Goal of the exercise:
Locate the lines of the listing below that hold "Pointing", then copy each of them.

------ Information provided ------

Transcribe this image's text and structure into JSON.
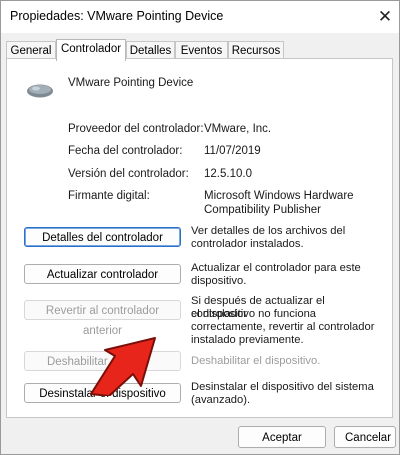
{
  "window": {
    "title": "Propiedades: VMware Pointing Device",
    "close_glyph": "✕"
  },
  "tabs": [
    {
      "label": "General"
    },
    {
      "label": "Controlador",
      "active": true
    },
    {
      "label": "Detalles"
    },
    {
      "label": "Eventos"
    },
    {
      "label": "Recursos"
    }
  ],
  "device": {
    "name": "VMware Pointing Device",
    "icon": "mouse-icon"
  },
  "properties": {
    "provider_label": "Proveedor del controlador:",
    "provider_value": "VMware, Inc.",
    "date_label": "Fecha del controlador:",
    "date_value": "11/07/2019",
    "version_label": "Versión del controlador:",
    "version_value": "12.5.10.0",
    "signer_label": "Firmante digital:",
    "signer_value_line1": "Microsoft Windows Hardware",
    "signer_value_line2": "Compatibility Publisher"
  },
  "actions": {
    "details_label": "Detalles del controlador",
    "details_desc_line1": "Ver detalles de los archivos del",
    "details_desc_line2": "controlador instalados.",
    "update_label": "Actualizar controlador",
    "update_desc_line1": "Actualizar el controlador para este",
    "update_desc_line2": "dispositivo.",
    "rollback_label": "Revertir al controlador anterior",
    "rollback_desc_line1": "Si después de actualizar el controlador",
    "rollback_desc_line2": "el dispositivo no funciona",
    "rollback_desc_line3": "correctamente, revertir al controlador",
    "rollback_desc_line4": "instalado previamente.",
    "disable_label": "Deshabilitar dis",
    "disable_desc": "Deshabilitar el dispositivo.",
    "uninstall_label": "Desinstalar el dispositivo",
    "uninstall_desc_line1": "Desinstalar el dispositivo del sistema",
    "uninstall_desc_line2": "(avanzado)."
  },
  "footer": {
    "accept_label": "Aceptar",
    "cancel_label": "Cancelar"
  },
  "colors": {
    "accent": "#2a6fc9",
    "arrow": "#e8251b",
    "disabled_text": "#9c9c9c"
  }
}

------

Complete output:
    "title": "Propiedades: VMware Pointing Device",
    "name": "VMware Pointing Device",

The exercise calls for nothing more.